## WHAT THIS TASK INVOLVES
Pick every line from the data that holds the word "OfficePLUS".

## AVAILABLE RECORDS
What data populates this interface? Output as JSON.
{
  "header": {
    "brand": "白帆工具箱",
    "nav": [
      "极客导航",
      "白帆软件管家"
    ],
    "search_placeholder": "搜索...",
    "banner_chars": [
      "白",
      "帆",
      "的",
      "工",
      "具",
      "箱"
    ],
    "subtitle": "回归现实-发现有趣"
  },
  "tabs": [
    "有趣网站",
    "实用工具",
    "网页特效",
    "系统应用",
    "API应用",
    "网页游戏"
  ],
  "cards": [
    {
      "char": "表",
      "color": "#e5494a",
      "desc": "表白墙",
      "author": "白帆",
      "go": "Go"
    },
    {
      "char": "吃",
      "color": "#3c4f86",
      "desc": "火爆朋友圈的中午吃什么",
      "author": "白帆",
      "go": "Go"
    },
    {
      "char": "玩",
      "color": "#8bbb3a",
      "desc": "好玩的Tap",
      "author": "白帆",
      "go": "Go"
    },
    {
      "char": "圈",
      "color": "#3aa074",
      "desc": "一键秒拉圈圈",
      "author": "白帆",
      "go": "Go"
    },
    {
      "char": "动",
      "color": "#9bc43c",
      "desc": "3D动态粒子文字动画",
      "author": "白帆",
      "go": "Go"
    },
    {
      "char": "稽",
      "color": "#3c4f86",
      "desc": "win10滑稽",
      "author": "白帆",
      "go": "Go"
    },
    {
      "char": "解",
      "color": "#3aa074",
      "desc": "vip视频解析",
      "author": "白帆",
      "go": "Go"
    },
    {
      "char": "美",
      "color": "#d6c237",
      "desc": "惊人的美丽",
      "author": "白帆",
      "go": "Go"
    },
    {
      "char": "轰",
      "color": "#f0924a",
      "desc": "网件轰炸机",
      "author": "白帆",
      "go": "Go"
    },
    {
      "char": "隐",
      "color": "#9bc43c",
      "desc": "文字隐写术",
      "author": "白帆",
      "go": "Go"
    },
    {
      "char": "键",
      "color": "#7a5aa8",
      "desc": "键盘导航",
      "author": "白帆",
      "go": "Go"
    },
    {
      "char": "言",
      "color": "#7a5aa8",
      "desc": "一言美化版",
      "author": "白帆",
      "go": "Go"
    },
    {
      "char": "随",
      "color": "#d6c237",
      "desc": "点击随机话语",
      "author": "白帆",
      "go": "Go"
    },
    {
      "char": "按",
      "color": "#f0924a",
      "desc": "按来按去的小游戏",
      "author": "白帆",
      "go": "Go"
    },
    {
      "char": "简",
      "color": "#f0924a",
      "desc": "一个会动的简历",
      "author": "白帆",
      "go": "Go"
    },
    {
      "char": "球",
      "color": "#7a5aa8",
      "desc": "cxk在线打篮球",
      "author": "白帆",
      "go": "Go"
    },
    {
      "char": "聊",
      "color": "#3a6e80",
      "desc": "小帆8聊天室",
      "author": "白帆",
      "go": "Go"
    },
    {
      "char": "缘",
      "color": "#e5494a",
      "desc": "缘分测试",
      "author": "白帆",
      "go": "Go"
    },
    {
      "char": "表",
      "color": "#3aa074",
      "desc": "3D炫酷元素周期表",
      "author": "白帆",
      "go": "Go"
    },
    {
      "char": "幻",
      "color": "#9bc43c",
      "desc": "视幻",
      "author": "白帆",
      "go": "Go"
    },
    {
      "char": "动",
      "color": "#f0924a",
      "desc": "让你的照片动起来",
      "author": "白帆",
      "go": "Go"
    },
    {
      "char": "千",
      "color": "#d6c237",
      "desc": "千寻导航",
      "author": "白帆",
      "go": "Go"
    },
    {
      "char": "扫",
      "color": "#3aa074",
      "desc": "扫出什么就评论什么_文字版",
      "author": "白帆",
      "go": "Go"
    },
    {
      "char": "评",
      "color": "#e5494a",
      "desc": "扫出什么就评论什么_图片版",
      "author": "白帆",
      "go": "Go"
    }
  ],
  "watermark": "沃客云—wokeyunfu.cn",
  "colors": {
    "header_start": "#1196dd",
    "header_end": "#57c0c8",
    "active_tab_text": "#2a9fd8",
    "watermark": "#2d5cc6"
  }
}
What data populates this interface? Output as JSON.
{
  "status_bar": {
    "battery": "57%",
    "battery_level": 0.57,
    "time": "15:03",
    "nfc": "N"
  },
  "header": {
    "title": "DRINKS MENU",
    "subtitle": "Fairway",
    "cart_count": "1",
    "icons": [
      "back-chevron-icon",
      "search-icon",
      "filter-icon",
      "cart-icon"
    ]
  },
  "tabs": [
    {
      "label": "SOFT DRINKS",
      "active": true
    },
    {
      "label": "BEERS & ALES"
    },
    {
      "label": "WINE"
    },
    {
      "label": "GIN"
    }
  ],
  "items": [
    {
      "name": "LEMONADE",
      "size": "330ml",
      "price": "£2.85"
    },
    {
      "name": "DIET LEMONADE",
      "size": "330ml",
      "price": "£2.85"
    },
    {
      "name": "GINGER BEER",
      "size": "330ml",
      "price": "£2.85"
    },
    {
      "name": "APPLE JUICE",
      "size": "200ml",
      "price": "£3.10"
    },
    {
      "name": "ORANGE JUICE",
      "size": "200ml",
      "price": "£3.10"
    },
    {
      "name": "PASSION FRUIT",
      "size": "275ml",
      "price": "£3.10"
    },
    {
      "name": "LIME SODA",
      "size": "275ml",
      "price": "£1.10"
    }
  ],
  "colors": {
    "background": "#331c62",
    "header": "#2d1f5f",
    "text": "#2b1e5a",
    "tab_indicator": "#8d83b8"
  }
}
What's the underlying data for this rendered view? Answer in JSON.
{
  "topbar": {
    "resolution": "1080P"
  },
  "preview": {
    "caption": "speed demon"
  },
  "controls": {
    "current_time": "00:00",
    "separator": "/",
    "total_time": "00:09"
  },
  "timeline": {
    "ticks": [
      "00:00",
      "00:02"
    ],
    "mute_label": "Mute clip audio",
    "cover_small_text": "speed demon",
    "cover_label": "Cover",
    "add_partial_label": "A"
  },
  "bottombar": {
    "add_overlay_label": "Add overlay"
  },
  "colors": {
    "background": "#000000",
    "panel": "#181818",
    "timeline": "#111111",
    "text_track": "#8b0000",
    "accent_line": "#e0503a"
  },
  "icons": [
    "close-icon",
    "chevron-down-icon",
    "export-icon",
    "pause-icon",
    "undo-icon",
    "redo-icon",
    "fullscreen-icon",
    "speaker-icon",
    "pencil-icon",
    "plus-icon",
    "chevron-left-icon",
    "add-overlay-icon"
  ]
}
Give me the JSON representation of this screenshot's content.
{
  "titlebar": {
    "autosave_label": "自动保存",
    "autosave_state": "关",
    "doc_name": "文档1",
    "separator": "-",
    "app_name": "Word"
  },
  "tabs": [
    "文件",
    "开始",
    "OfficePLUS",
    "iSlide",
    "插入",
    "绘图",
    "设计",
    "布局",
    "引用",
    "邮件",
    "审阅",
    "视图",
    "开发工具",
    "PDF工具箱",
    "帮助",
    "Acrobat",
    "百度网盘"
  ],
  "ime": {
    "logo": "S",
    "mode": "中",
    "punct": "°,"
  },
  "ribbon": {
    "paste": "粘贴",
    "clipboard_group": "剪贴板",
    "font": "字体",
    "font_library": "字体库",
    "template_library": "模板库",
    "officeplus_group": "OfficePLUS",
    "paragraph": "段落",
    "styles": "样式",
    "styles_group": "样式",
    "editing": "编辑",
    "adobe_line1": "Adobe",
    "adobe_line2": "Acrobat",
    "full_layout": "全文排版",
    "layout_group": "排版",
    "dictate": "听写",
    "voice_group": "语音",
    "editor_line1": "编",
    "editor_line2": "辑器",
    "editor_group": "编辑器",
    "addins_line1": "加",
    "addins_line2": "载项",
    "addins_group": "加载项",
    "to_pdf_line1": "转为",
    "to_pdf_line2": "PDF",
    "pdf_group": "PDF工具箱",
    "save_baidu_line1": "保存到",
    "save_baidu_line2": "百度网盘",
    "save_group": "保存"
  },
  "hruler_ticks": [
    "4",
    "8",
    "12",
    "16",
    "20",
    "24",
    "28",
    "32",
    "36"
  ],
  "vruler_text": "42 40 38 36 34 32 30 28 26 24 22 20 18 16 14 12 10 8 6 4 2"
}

## THE RESULT
    "OfficePLUS",
    "officeplus_group": "OfficePLUS",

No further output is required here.